● Given task: Answer with a number only: how many lines of the data contain "would"?

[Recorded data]
====

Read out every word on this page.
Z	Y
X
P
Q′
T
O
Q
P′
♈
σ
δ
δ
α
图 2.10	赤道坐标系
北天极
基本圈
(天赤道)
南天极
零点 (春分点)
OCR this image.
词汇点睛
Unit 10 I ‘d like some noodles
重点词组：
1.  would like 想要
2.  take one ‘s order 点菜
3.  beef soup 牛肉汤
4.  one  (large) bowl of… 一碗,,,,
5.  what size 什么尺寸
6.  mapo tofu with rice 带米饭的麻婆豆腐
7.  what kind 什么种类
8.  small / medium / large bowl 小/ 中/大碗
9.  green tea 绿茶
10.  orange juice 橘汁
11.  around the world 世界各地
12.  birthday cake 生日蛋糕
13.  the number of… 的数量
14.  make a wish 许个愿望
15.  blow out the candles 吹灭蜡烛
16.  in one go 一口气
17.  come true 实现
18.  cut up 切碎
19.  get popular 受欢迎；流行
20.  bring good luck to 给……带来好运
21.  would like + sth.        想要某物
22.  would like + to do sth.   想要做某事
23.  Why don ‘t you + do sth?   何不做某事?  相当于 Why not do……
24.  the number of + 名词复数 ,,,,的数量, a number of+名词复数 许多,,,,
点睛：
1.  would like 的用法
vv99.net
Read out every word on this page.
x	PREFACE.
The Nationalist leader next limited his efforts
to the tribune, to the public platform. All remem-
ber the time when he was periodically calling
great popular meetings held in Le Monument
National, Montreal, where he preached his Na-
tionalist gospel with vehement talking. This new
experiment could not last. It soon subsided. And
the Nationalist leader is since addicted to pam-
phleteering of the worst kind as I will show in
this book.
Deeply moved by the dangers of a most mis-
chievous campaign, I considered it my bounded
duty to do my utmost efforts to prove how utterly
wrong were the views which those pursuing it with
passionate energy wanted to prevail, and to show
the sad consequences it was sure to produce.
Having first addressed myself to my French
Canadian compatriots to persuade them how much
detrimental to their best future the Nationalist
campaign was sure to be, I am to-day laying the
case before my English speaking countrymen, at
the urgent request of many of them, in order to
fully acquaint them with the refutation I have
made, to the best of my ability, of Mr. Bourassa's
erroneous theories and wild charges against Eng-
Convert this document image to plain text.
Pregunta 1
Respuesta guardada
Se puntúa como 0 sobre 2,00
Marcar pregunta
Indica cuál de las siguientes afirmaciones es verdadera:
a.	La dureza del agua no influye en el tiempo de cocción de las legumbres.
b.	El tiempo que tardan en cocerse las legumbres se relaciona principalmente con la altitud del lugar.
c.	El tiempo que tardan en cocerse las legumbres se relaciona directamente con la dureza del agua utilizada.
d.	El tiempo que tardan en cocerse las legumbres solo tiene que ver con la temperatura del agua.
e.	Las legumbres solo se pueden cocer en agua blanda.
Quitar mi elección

====

● Task output: 4